— Start of PROVIDED RECORDS —
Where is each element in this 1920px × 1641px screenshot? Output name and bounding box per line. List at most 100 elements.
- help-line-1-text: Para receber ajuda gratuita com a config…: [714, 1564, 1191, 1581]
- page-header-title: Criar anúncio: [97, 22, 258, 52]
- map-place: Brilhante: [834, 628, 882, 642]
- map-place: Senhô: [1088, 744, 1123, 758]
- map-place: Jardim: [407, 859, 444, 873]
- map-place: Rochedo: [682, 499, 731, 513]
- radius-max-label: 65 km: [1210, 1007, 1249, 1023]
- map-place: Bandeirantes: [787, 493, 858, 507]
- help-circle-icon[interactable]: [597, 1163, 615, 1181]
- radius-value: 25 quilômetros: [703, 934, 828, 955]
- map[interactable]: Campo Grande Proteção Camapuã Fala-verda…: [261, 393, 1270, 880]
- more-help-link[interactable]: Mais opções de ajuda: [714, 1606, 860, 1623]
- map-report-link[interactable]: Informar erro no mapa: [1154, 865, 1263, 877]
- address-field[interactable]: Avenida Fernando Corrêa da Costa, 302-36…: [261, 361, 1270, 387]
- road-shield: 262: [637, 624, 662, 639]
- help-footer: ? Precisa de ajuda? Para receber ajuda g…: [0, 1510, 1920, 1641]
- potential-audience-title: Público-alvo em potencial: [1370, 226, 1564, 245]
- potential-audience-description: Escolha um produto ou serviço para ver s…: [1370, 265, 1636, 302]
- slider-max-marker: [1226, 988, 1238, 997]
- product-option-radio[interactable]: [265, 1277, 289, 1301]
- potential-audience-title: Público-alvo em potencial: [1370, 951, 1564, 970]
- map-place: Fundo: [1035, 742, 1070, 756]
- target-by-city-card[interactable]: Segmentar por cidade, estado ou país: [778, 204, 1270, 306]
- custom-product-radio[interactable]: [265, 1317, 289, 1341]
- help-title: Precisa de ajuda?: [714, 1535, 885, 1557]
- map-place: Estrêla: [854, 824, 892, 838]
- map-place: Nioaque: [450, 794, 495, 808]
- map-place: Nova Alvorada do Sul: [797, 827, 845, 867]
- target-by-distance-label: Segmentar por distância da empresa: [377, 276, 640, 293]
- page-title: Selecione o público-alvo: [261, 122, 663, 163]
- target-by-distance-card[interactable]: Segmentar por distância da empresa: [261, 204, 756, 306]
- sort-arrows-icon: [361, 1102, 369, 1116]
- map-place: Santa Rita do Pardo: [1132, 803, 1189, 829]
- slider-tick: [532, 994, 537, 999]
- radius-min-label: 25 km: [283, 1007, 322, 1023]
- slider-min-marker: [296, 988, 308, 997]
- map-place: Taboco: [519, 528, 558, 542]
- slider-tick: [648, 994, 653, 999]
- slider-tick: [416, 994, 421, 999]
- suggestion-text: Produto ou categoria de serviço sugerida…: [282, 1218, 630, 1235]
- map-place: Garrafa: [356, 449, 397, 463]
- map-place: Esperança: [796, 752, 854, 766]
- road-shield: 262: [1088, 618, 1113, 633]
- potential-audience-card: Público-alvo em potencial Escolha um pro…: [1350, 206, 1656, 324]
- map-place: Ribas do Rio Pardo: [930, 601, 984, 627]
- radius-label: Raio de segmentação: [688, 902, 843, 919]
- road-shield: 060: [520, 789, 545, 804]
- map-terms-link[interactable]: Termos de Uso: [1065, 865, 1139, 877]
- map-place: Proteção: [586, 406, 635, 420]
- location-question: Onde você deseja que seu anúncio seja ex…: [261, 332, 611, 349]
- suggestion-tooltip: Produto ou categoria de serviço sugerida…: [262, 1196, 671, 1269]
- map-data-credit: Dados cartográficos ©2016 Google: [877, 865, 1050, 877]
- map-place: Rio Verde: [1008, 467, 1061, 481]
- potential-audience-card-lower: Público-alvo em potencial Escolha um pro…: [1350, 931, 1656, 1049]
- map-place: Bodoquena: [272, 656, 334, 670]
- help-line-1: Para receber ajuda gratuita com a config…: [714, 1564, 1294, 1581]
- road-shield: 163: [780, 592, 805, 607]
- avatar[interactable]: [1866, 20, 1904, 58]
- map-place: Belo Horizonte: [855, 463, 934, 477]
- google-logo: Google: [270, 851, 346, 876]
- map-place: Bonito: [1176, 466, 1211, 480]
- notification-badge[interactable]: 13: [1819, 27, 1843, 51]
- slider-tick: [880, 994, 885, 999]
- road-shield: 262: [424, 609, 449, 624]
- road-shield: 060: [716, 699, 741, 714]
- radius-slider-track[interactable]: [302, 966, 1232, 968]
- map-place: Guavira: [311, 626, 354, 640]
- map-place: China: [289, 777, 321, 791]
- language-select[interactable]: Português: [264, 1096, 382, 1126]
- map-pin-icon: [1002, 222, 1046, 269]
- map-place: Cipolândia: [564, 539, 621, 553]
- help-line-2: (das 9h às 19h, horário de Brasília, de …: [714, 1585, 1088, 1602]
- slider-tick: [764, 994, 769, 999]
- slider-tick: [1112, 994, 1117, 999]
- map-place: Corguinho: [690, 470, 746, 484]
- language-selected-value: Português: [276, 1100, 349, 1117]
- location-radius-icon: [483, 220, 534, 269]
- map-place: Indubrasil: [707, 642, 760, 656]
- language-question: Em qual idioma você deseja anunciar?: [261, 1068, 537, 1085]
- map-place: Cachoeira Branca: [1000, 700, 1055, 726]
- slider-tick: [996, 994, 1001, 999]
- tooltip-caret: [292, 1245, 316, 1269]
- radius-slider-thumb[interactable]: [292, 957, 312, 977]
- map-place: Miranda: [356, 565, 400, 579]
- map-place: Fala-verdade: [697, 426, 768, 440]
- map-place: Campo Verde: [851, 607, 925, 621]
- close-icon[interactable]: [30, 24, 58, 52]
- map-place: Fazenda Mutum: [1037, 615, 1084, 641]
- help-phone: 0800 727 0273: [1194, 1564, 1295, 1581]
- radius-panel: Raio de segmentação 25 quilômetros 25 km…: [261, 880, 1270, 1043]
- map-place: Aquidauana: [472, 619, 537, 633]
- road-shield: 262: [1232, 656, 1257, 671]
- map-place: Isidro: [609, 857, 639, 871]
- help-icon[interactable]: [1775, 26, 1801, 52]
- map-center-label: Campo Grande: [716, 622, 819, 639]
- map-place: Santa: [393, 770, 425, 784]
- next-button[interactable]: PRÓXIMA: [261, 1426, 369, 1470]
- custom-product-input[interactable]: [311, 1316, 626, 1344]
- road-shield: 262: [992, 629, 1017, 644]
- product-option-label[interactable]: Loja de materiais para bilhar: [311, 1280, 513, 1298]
— End of PROVIDED RECORDS —
**EXERCISE GOAL:** Put every one of the lines above into a JSON list of strings, one string per line, leaving out any blank lines.

**OUTPUT OF THE TASK:**
[
  "Where is each element in this 1920px × 1641px screenshot? Output name and bounding box per line. List at most 100 elements.",
  "- help-line-1-text: Para receber ajuda gratuita com a config…: [714, 1564, 1191, 1581]",
  "- page-header-title: Criar anúncio: [97, 22, 258, 52]",
  "- map-place: Brilhante: [834, 628, 882, 642]",
  "- map-place: Senhô: [1088, 744, 1123, 758]",
  "- map-place: Jardim: [407, 859, 444, 873]",
  "- map-place: Rochedo: [682, 499, 731, 513]",
  "- radius-max-label: 65 km: [1210, 1007, 1249, 1023]",
  "- map-place: Bandeirantes: [787, 493, 858, 507]",
  "- help-circle-icon[interactable]: [597, 1163, 615, 1181]",
  "- radius-value: 25 quilômetros: [703, 934, 828, 955]",
  "- map[interactable]: Campo Grande Proteção Camapuã Fala-verda…: [261, 393, 1270, 880]",
  "- more-help-link[interactable]: Mais opções de ajuda: [714, 1606, 860, 1623]",
  "- map-report-link[interactable]: Informar erro no mapa: [1154, 865, 1263, 877]",
  "- address-field[interactable]: Avenida Fernando Corrêa da Costa, 302-36…: [261, 361, 1270, 387]",
  "- road-shield: 262: [637, 624, 662, 639]",
  "- help-footer: ? Precisa de ajuda? Para receber ajuda g…: [0, 1510, 1920, 1641]",
  "- potential-audience-title: Público-alvo em potencial: [1370, 226, 1564, 245]",
  "- potential-audience-description: Escolha um produto ou serviço para ver s…: [1370, 265, 1636, 302]",
  "- slider-max-marker: [1226, 988, 1238, 997]",
  "- product-option-radio[interactable]: [265, 1277, 289, 1301]",
  "- potential-audience-title: Público-alvo em potencial: [1370, 951, 1564, 970]",
  "- map-place: Fundo: [1035, 742, 1070, 756]",
  "- target-by-city-card[interactable]: Segmentar por cidade, estado ou país: [778, 204, 1270, 306]",
  "- custom-product-radio[interactable]: [265, 1317, 289, 1341]",
  "- help-title: Precisa de ajuda?: [714, 1535, 885, 1557]",
  "- map-place: Estrêla: [854, 824, 892, 838]",
  "- map-place: Nioaque: [450, 794, 495, 808]",
  "- map-place: Nova Alvorada do Sul: [797, 827, 845, 867]",
  "- target-by-distance-label: Segmentar por distância da empresa: [377, 276, 640, 293]",
  "- page-title: Selecione o público-alvo: [261, 122, 663, 163]",
  "- target-by-distance-card[interactable]: Segmentar por distância da empresa: [261, 204, 756, 306]",
  "- sort-arrows-icon: [361, 1102, 369, 1116]",
  "- map-place: Santa Rita do Pardo: [1132, 803, 1189, 829]",
  "- slider-tick: [532, 994, 537, 999]",
  "- radius-min-label: 25 km: [283, 1007, 322, 1023]",
  "- slider-min-marker: [296, 988, 308, 997]",
  "- map-place: Taboco: [519, 528, 558, 542]",
  "- slider-tick: [648, 994, 653, 999]",
  "- slider-tick: [416, 994, 421, 999]",
  "- suggestion-text: Produto ou categoria de serviço sugerida…: [282, 1218, 630, 1235]",
  "- map-place: Garrafa: [356, 449, 397, 463]",
  "- map-place: Esperança: [796, 752, 854, 766]",
  "- road-shield: 262: [1088, 618, 1113, 633]",
  "- potential-audience-card: Público-alvo em potencial Escolha um pro…: [1350, 206, 1656, 324]",
  "- map-place: Ribas do Rio Pardo: [930, 601, 984, 627]",
  "- radius-label: Raio de segmentação: [688, 902, 843, 919]",
  "- road-shield: 060: [520, 789, 545, 804]",
  "- map-terms-link[interactable]: Termos de Uso: [1065, 865, 1139, 877]",
  "- map-place: Proteção: [586, 406, 635, 420]",
  "- location-question: Onde você deseja que seu anúncio seja ex…: [261, 332, 611, 349]",
  "- suggestion-tooltip: Produto ou categoria de serviço sugerida…: [262, 1196, 671, 1269]",
  "- map-data-credit: Dados cartográficos ©2016 Google: [877, 865, 1050, 877]",
  "- map-place: Rio Verde: [1008, 467, 1061, 481]",
  "- potential-audience-card-lower: Público-alvo em potencial Escolha um pro…: [1350, 931, 1656, 1049]",
  "- map-place: Bodoquena: [272, 656, 334, 670]",
  "- help-line-1: Para receber ajuda gratuita com a config…: [714, 1564, 1294, 1581]",
  "- road-shield: 163: [780, 592, 805, 607]",
  "- avatar[interactable]: [1866, 20, 1904, 58]",
  "- map-place: Belo Horizonte: [855, 463, 934, 477]",
  "- google-logo: Google: [270, 851, 346, 876]",
  "- map-place: Bonito: [1176, 466, 1211, 480]",
  "- notification-badge[interactable]: 13: [1819, 27, 1843, 51]",
  "- slider-tick: [880, 994, 885, 999]",
  "- road-shield: 262: [424, 609, 449, 624]",
  "- road-shield: 060: [716, 699, 741, 714]",
  "- radius-slider-track[interactable]: [302, 966, 1232, 968]",
  "- map-place: Guavira: [311, 626, 354, 640]",
  "- map-place: China: [289, 777, 321, 791]",
  "- language-select[interactable]: Português: [264, 1096, 382, 1126]",
  "- map-pin-icon: [1002, 222, 1046, 269]",
  "- map-place: Cipolândia: [564, 539, 621, 553]",
  "- help-line-2: (das 9h às 19h, horário de Brasília, de …: [714, 1585, 1088, 1602]",
  "- slider-tick: [764, 994, 769, 999]",
  "- slider-tick: [1112, 994, 1117, 999]",
  "- map-place: Corguinho: [690, 470, 746, 484]",
  "- language-selected-value: Português: [276, 1100, 349, 1117]",
  "- location-radius-icon: [483, 220, 534, 269]",
  "- map-place: Indubrasil: [707, 642, 760, 656]",
  "- language-question: Em qual idioma você deseja anunciar?: [261, 1068, 537, 1085]",
  "- map-place: Cachoeira Branca: [1000, 700, 1055, 726]",
  "- slider-tick: [996, 994, 1001, 999]",
  "- tooltip-caret: [292, 1245, 316, 1269]",
  "- radius-slider-thumb[interactable]: [292, 957, 312, 977]",
  "- map-place: Miranda: [356, 565, 400, 579]",
  "- map-place: Fala-verdade: [697, 426, 768, 440]",
  "- map-place: Campo Verde: [851, 607, 925, 621]",
  "- close-icon[interactable]: [30, 24, 58, 52]",
  "- map-place: Fazenda Mutum: [1037, 615, 1084, 641]",
  "- help-phone: 0800 727 0273: [1194, 1564, 1295, 1581]",
  "- radius-panel: Raio de segmentação 25 quilômetros 25 km…: [261, 880, 1270, 1043]",
  "- map-place: Aquidauana: [472, 619, 537, 633]",
  "- road-shield: 262: [1232, 656, 1257, 671]",
  "- map-place: Isidro: [609, 857, 639, 871]",
  "- help-icon[interactable]: [1775, 26, 1801, 52]",
  "- map-center-label: Campo Grande: [716, 622, 819, 639]",
  "- map-place: Santa: [393, 770, 425, 784]",
  "- next-button[interactable]: PRÓXIMA: [261, 1426, 369, 1470]",
  "- custom-product-input[interactable]: [311, 1316, 626, 1344]",
  "- road-shield: 262: [992, 629, 1017, 644]",
  "- product-option-label[interactable]: Loja de materiais para bilhar: [311, 1280, 513, 1298]"
]